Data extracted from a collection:
****

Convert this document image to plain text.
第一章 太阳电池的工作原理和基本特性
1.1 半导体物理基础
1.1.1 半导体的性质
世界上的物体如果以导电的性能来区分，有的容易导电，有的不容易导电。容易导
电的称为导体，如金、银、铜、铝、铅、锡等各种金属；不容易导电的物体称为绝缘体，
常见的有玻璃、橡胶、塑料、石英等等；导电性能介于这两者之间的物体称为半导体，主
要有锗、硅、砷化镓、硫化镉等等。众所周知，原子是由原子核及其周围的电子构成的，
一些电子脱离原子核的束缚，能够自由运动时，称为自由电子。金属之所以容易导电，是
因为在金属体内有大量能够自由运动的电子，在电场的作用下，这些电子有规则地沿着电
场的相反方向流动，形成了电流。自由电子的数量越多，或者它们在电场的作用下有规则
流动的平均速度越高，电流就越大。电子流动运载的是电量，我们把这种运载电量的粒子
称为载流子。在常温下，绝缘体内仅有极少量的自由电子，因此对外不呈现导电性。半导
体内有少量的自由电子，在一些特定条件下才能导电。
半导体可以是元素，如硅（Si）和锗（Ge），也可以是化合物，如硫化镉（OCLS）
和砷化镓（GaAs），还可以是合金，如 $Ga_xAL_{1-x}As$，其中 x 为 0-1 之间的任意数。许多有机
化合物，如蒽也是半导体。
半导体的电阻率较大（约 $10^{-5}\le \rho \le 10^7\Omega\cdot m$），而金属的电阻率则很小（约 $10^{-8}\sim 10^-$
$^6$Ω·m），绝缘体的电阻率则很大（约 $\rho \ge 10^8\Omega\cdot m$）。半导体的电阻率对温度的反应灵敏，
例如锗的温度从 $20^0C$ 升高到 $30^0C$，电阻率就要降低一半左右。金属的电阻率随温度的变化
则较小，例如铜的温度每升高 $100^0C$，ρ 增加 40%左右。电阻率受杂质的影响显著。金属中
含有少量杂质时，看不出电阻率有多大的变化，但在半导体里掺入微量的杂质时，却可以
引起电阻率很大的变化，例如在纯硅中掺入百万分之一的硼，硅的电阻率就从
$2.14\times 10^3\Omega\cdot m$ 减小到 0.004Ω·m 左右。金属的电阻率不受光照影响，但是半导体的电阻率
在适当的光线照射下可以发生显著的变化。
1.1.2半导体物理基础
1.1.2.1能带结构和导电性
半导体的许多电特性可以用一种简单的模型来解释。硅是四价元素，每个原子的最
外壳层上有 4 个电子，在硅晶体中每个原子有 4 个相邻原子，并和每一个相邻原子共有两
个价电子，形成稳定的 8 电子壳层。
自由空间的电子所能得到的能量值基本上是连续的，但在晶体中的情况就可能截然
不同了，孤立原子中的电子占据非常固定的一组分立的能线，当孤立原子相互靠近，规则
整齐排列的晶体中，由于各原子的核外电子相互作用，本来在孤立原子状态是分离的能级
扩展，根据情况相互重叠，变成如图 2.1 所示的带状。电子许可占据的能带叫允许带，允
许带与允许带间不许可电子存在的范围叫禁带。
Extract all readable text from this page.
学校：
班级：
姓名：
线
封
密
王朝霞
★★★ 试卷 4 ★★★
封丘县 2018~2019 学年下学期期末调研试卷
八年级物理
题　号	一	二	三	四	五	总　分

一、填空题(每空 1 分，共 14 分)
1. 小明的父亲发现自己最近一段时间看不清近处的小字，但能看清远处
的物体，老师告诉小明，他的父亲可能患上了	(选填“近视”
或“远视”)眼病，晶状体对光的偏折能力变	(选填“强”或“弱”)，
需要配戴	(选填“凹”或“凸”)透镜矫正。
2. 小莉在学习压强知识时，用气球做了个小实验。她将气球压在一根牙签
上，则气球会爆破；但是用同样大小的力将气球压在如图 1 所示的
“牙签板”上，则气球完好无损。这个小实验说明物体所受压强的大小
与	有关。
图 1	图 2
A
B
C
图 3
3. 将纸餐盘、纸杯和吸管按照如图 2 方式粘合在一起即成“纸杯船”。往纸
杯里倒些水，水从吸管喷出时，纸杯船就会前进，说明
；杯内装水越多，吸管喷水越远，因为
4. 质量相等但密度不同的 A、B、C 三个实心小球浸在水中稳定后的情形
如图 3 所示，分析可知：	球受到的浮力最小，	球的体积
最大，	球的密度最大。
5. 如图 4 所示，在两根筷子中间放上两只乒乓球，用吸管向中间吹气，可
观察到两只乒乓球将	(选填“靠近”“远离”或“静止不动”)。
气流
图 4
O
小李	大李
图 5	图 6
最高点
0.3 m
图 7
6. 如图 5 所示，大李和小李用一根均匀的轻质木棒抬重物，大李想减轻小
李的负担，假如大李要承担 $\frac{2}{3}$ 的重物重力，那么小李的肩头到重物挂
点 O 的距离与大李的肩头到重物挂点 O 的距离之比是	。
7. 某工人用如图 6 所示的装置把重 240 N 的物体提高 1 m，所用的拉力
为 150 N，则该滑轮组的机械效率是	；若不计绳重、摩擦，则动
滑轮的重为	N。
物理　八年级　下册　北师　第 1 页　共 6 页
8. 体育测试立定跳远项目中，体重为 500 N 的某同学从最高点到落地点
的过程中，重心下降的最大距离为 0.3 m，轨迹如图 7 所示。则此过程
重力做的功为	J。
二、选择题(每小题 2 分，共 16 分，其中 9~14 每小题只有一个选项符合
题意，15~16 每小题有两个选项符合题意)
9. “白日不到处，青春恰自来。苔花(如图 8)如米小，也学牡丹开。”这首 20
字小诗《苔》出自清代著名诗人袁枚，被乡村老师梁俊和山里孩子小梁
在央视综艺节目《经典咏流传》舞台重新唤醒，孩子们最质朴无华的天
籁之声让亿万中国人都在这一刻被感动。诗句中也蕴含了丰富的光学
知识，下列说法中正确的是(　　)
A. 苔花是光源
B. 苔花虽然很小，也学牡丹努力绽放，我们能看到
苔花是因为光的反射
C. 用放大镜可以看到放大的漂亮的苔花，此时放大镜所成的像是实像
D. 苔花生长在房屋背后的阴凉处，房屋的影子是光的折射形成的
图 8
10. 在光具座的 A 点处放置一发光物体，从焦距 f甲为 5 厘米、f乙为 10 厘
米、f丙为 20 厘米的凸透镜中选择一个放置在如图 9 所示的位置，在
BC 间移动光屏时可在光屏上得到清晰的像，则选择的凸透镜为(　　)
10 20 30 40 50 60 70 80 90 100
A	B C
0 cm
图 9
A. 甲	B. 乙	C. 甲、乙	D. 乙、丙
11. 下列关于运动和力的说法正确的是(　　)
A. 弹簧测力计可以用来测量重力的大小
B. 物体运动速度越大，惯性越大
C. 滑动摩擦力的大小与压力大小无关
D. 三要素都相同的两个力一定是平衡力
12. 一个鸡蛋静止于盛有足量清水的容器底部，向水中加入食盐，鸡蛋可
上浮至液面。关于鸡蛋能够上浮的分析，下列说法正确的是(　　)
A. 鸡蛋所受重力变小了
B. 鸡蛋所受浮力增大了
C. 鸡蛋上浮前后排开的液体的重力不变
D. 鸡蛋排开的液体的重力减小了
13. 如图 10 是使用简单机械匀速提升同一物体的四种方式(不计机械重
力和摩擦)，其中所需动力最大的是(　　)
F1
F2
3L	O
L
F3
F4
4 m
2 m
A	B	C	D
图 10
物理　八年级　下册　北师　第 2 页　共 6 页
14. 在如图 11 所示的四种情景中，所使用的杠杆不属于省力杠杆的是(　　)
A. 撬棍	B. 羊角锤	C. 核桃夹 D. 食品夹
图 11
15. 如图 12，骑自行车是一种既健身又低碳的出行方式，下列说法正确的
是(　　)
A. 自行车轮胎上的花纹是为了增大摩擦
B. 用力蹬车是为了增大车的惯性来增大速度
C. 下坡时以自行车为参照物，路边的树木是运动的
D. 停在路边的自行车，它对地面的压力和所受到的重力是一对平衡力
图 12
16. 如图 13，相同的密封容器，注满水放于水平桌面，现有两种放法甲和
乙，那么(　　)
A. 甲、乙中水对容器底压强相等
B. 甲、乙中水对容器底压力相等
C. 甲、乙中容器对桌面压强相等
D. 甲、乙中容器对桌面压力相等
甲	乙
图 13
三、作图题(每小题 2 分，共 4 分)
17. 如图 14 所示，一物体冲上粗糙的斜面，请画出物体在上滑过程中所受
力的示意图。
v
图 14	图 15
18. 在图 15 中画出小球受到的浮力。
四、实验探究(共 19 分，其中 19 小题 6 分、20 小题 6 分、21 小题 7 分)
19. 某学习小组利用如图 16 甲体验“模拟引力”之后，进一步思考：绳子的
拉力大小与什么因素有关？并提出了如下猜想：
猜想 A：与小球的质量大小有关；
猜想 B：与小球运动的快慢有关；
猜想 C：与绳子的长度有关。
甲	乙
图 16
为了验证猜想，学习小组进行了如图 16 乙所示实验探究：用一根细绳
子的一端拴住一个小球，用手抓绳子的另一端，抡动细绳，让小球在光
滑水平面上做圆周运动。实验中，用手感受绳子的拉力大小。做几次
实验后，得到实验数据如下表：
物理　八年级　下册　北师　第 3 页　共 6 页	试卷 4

****

*WRITTEN REQUEST:*
Spot every line that holds "cdot" and copy it.

*ANSWER IN FULL:*
半导体的电阻率较大（约 $10^{-5}\le \rho \le 10^7\Omega\cdot m$），而金属的电阻率则很小（约 $10^{-8}\sim 10^-$
$^6$Ω·m），绝缘体的电阻率则很大（约 $\rho \ge 10^8\Omega\cdot m$）。半导体的电阻率对温度的反应灵敏，
$2.14\times 10^3\Omega\cdot m$ 减小到 0.004Ω·m 左右。金属的电阻率不受光照影响，但是半导体的电阻率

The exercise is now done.